-- START Task data --

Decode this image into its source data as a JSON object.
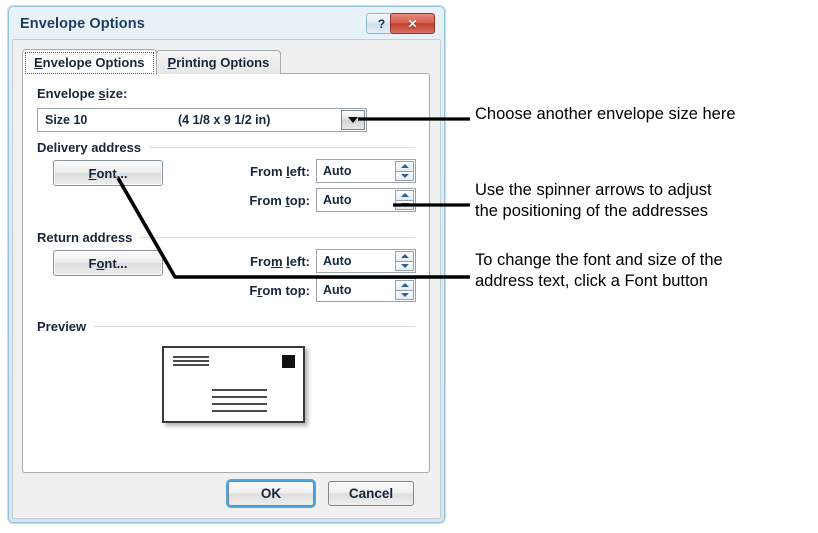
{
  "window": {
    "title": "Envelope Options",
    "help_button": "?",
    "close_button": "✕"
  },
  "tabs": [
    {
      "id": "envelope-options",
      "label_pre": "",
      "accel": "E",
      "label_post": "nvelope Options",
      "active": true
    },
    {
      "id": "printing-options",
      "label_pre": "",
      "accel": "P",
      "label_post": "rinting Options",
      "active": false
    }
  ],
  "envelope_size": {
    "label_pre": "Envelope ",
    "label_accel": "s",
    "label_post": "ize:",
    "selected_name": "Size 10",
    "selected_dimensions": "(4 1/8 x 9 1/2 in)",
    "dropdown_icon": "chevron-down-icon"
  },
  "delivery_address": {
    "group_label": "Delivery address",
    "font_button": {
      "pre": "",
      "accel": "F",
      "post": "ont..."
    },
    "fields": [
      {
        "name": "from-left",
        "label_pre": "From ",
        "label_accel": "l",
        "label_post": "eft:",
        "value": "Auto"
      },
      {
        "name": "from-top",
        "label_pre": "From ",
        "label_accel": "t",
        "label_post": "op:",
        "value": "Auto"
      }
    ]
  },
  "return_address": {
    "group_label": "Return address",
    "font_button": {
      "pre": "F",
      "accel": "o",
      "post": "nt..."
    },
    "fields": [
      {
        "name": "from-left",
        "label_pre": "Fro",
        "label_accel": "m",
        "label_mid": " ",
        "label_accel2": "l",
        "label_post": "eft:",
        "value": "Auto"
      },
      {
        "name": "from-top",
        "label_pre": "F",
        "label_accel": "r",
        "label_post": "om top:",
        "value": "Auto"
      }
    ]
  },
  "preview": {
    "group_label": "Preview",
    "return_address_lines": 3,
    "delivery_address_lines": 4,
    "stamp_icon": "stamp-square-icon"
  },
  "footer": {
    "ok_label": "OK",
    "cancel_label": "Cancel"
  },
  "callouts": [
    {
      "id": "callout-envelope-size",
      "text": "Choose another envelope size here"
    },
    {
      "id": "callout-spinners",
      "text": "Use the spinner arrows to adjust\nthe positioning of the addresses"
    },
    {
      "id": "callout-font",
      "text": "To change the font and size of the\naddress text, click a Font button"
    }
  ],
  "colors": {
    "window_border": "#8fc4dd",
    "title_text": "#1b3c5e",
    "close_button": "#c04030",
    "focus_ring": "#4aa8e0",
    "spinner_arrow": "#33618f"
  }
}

-- END Task data --

Aim: Retype each record exactly as it stands, but do not include the pictures.

Answer in full:
Decode this image into its source data as a JSON object.
{
  "window": {
    "title": "Envelope Options",
    "help_button": "?",
    "close_button": "✕"
  },
  "tabs": [
    {
      "id": "envelope-options",
      "label_pre": "",
      "accel": "E",
      "label_post": "nvelope Options",
      "active": true
    },
    {
      "id": "printing-options",
      "label_pre": "",
      "accel": "P",
      "label_post": "rinting Options",
      "active": false
    }
  ],
  "envelope_size": {
    "label_pre": "Envelope ",
    "label_accel": "s",
    "label_post": "ize:",
    "selected_name": "Size 10",
    "selected_dimensions": "(4 1/8 x 9 1/2 in)",
    "dropdown_icon": "chevron-down-icon"
  },
  "delivery_address": {
    "group_label": "Delivery address",
    "font_button": {
      "pre": "",
      "accel": "F",
      "post": "ont..."
    },
    "fields": [
      {
        "name": "from-left",
        "label_pre": "From ",
        "label_accel": "l",
        "label_post": "eft:",
        "value": "Auto"
      },
      {
        "name": "from-top",
        "label_pre": "From ",
        "label_accel": "t",
        "label_post": "op:",
        "value": "Auto"
      }
    ]
  },
  "return_address": {
    "group_label": "Return address",
    "font_button": {
      "pre": "F",
      "accel": "o",
      "post": "nt..."
    },
    "fields": [
      {
        "name": "from-left",
        "label_pre": "Fro",
        "label_accel": "m",
        "label_mid": " ",
        "label_accel2": "l",
        "label_post": "eft:",
        "value": "Auto"
      },
      {
        "name": "from-top",
        "label_pre": "F",
        "label_accel": "r",
        "label_post": "om top:",
        "value": "Auto"
      }
    ]
  },
  "preview": {
    "group_label": "Preview",
    "return_address_lines": 3,
    "delivery_address_lines": 4,
    "stamp_icon": "stamp-square-icon"
  },
  "footer": {
    "ok_label": "OK",
    "cancel_label": "Cancel"
  },
  "callouts": [
    {
      "id": "callout-envelope-size",
      "text": "Choose another envelope size here"
    },
    {
      "id": "callout-spinners",
      "text": "Use the spinner arrows to adjust\nthe positioning of the addresses"
    },
    {
      "id": "callout-font",
      "text": "To change the font and size of the\naddress text, click a Font button"
    }
  ],
  "colors": {
    "window_border": "#8fc4dd",
    "title_text": "#1b3c5e",
    "close_button": "#c04030",
    "focus_ring": "#4aa8e0",
    "spinner_arrow": "#33618f"
  }
}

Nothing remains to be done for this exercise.